- _Goal_
Express every line of the items below as a JSON list of strings, one string per line, skipping blank lines. Leave the pictures out.

___ Rows

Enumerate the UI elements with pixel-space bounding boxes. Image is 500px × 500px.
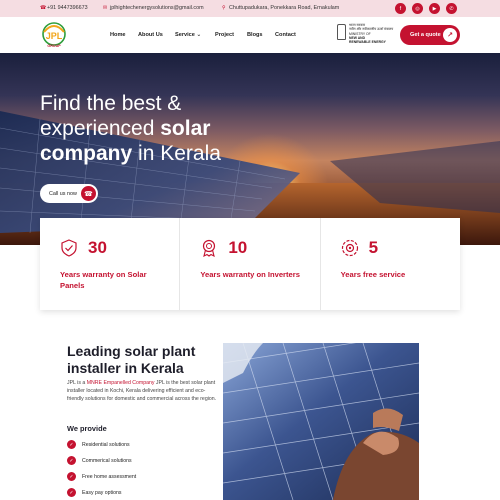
hero-banner: Find the best & experienced solar compan…: [0, 53, 500, 245]
stat-label: Years free service: [340, 270, 406, 279]
stats-cards: 30 Years warranty on Solar Panels 10 Yea…: [40, 218, 460, 310]
email-contact[interactable]: ✉ jplhightechenergysolutions@gmail.com: [103, 5, 204, 11]
mnre-link[interactable]: MNRE: [87, 380, 102, 386]
check-icon: ✓: [67, 456, 76, 465]
provide-item-label: Easy pay options: [82, 489, 122, 496]
phone-icon: ☎: [81, 186, 96, 201]
nav-service[interactable]: Service ⌄: [175, 32, 201, 38]
quote-label: Get a quote: [410, 32, 441, 38]
hero-line-3a: company: [40, 142, 133, 165]
service-gear-icon: [341, 239, 358, 257]
stat-number: 5: [368, 238, 379, 257]
instagram-icon[interactable]: ◎: [412, 3, 423, 14]
top-contact-bar: ☎ +91 9447396673 ✉ jplhightechenergysolu…: [0, 0, 500, 17]
location-icon: ⚲: [222, 5, 226, 11]
whatsapp-icon[interactable]: ✆: [446, 3, 457, 14]
nav-blogs[interactable]: Blogs: [247, 32, 263, 38]
stat-card-service: 5 Years free service: [321, 218, 460, 310]
site-header: JPL GROUP Home About Us Service ⌄ Projec…: [0, 17, 500, 53]
we-provide-heading: We provide: [67, 424, 107, 433]
shield-warranty-icon: [61, 239, 77, 257]
provide-item-label: Commerical solutions: [82, 457, 132, 464]
check-icon: ✓: [67, 488, 76, 497]
medal-icon: [203, 239, 216, 257]
email-address[interactable]: jplhightechenergysolutions@gmail.com: [110, 5, 204, 11]
provide-item: ✓ Commerical solutions: [67, 456, 132, 465]
phone-number[interactable]: +91 9447396673: [47, 5, 88, 11]
about-heading: Leading solar plant installer in Kerala: [67, 343, 196, 376]
nav-about-us[interactable]: About Us: [138, 32, 163, 38]
hero-line-2b: solar: [160, 117, 211, 140]
provide-item-label: Residential solutions: [82, 441, 130, 448]
gov-line-5: RENEWABLE ENERGY: [349, 40, 386, 44]
empanelled-link[interactable]: Empanelled Company: [103, 380, 154, 386]
about-paragraph: JPL is a MNRE Empanelled Company JPL is …: [67, 379, 217, 403]
stat-label: Years warranty on Solar Panels: [60, 270, 147, 290]
mail-icon: ✉: [103, 5, 108, 11]
jpl-logo[interactable]: JPL GROUP: [38, 22, 70, 49]
facebook-icon[interactable]: f: [395, 3, 406, 14]
nav-project[interactable]: Project: [215, 32, 234, 38]
provide-item: ✓ Residential solutions: [67, 440, 130, 449]
check-icon: ✓: [67, 440, 76, 449]
national-emblem-icon: [337, 24, 346, 40]
gov-line-2: नवीन और नवीकरणीय ऊर्जा मंत्रालय: [349, 27, 394, 31]
nav-contact[interactable]: Contact: [275, 32, 296, 38]
provide-item: ✓ Easy pay options: [67, 488, 122, 497]
nav-service-label: Service: [175, 32, 195, 38]
solar-installation-photo: [223, 343, 419, 500]
address-text: Chuttupadukara, Ponekkara Road, Ernakula…: [229, 5, 340, 11]
stat-number: 10: [228, 238, 248, 257]
call-label: Call us now: [49, 190, 77, 197]
hero-headline: Find the best & experienced solar compan…: [40, 91, 280, 166]
address-contact: ⚲ Chuttupadukara, Ponekkara Road, Ernaku…: [222, 5, 339, 11]
arrow-up-right-icon: ↗: [443, 28, 457, 42]
provide-item-label: Free home assessment: [82, 473, 137, 480]
stat-card-inverters: 10 Years warranty on Inverters: [180, 218, 321, 310]
hero-line-3b: in Kerala: [132, 142, 221, 165]
logo-text: JPL: [46, 31, 63, 41]
youtube-icon[interactable]: ▶: [429, 3, 440, 14]
check-icon: ✓: [67, 472, 76, 481]
get-a-quote-button[interactable]: Get a quote ↗: [400, 25, 460, 45]
mnre-ministry-logo: भारत सरकार नवीन और नवीकरणीय ऊर्जा मंत्रा…: [337, 23, 393, 47]
stat-card-panels: 30 Years warranty on Solar Panels: [40, 218, 181, 310]
phone-icon: ☎: [40, 5, 47, 11]
nav-home[interactable]: Home: [110, 32, 126, 38]
logo-subtext: GROUP: [47, 44, 61, 48]
hero-line-1: Find the best &: [40, 92, 182, 115]
phone-contact[interactable]: ☎ +91 9447396673: [40, 5, 88, 11]
stat-label: Years warranty on Inverters: [200, 270, 300, 279]
hero-line-2a: experienced: [40, 117, 161, 140]
provide-item: ✓ Free home assessment: [67, 472, 136, 481]
stat-number: 30: [88, 238, 107, 257]
about-text-pre: JPL is a: [67, 380, 87, 386]
call-us-now-button[interactable]: Call us now ☎: [40, 184, 98, 203]
chevron-down-icon: ⌄: [196, 32, 202, 38]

______

- _Answer to the problem_
[
  "Enumerate the UI elements with pixel-space bounding boxes. Image is 500px × 500px.",
  "hero-banner: Find the best & experienced solar compan…: [0, 53, 500, 245]",
  "stat-label: Years free service: [340, 270, 406, 279]",
  "stats-cards: 30 Years warranty on Solar Panels 10 Yea…: [40, 218, 460, 310]",
  "email-contact[interactable]: ✉ jplhightechenergysolutions@gmail.com: [103, 5, 204, 11]",
  "mnre-link[interactable]: MNRE: [87, 380, 102, 386]",
  "check-icon: ✓: [67, 456, 76, 465]",
  "provide-item-label: Easy pay options: [82, 489, 122, 496]",
  "phone-icon: ☎: [81, 186, 96, 201]",
  "nav-service[interactable]: Service ⌄: [175, 32, 201, 38]",
  "quote-label: Get a quote: [410, 32, 441, 38]",
  "hero-line-3a: company: [40, 142, 133, 165]",
  "service-gear-icon: [341, 239, 358, 257]",
  "stat-number: 5: [368, 238, 379, 257]",
  "instagram-icon[interactable]: ◎: [412, 3, 423, 14]",
  "top-contact-bar: ☎ +91 9447396673 ✉ jplhightechenergysolu…: [0, 0, 500, 17]",
  "location-icon: ⚲: [222, 5, 226, 11]",
  "whatsapp-icon[interactable]: ✆: [446, 3, 457, 14]",
  "nav-blogs[interactable]: Blogs: [247, 32, 263, 38]",
  "stat-card-service: 5 Years free service: [321, 218, 460, 310]",
  "site-header: JPL GROUP Home About Us Service ⌄ Projec…: [0, 17, 500, 53]",
  "we-provide-heading: We provide: [67, 424, 107, 433]",
  "shield-warranty-icon: [61, 239, 77, 257]",
  "provide-item-label: Commerical solutions: [82, 457, 132, 464]",
  "check-icon: ✓: [67, 488, 76, 497]",
  "medal-icon: [203, 239, 216, 257]",
  "email-address[interactable]: jplhightechenergysolutions@gmail.com: [110, 5, 204, 11]",
  "provide-item: ✓ Commerical solutions: [67, 456, 132, 465]",
  "phone-number[interactable]: +91 9447396673: [47, 5, 88, 11]",
  "about-heading: Leading solar plant installer in Kerala: [67, 343, 196, 376]",
  "nav-about-us[interactable]: About Us: [138, 32, 163, 38]",
  "hero-line-2b: solar: [160, 117, 211, 140]",
  "provide-item-label: Residential solutions: [82, 441, 130, 448]",
  "gov-line-5: RENEWABLE ENERGY: [349, 40, 386, 44]",
  "empanelled-link[interactable]: Empanelled Company: [103, 380, 154, 386]",
  "about-paragraph: JPL is a MNRE Empanelled Company JPL is …: [67, 379, 217, 403]",
  "stat-label: Years warranty on Solar Panels: [60, 270, 147, 290]",
  "mail-icon: ✉: [103, 5, 108, 11]",
  "jpl-logo[interactable]: JPL GROUP: [38, 22, 70, 49]",
  "facebook-icon[interactable]: f: [395, 3, 406, 14]",
  "nav-project[interactable]: Project: [215, 32, 234, 38]",
  "provide-item: ✓ Residential solutions: [67, 440, 130, 449]",
  "check-icon: ✓: [67, 440, 76, 449]",
  "national-emblem-icon: [337, 24, 346, 40]",
  "gov-line-2: नवीन और नवीकरणीय ऊर्जा मंत्रालय: [349, 27, 394, 31]",
  "nav-contact[interactable]: Contact: [275, 32, 296, 38]",
  "provide-item: ✓ Easy pay options: [67, 488, 122, 497]",
  "nav-service-label: Service: [175, 32, 195, 38]",
  "solar-installation-photo: [223, 343, 419, 500]",
  "address-text: Chuttupadukara, Ponekkara Road, Ernakula…: [229, 5, 340, 11]",
  "stat-number: 10: [228, 238, 248, 257]",
  "call-label: Call us now: [49, 190, 77, 197]",
  "hero-headline: Find the best & experienced solar compan…: [40, 91, 280, 166]",
  "address-contact: ⚲ Chuttupadukara, Ponekkara Road, Ernaku…: [222, 5, 339, 11]",
  "arrow-up-right-icon: ↗: [443, 28, 457, 42]",
  "provide-item-label: Free home assessment: [82, 473, 137, 480]",
  "stat-card-inverters: 10 Years warranty on Inverters: [180, 218, 321, 310]",
  "hero-line-3b: in Kerala: [132, 142, 221, 165]",
  "logo-text: JPL: [46, 31, 63, 41]",
  "youtube-icon[interactable]: ▶: [429, 3, 440, 14]",
  "check-icon: ✓: [67, 472, 76, 481]",
  "get-a-quote-button[interactable]: Get a quote ↗: [400, 25, 460, 45]",
  "mnre-ministry-logo: भारत सरकार नवीन और नवीकरणीय ऊर्जा मंत्रा…: [337, 23, 393, 47]",
  "stat-card-panels: 30 Years warranty on Solar Panels: [40, 218, 181, 310]",
  "phone-icon: ☎: [40, 5, 47, 11]",
  "nav-home[interactable]: Home: [110, 32, 126, 38]",
  "logo-subtext: GROUP: [47, 44, 61, 48]",
  "hero-line-1: Find the best &: [40, 92, 182, 115]",
  "phone-contact[interactable]: ☎ +91 9447396673: [40, 5, 88, 11]",
  "stat-label: Years warranty on Inverters: [200, 270, 300, 279]",
  "hero-line-2a: experienced: [40, 117, 161, 140]",
  "provide-item: ✓ Free home assessment: [67, 472, 136, 481]",
  "stat-number: 30: [88, 238, 107, 257]",
  "about-text-pre: JPL is a: [67, 380, 87, 386]",
  "call-us-now-button[interactable]: Call us now ☎: [40, 184, 98, 203]",
  "chevron-down-icon: ⌄: [196, 32, 202, 38]"
]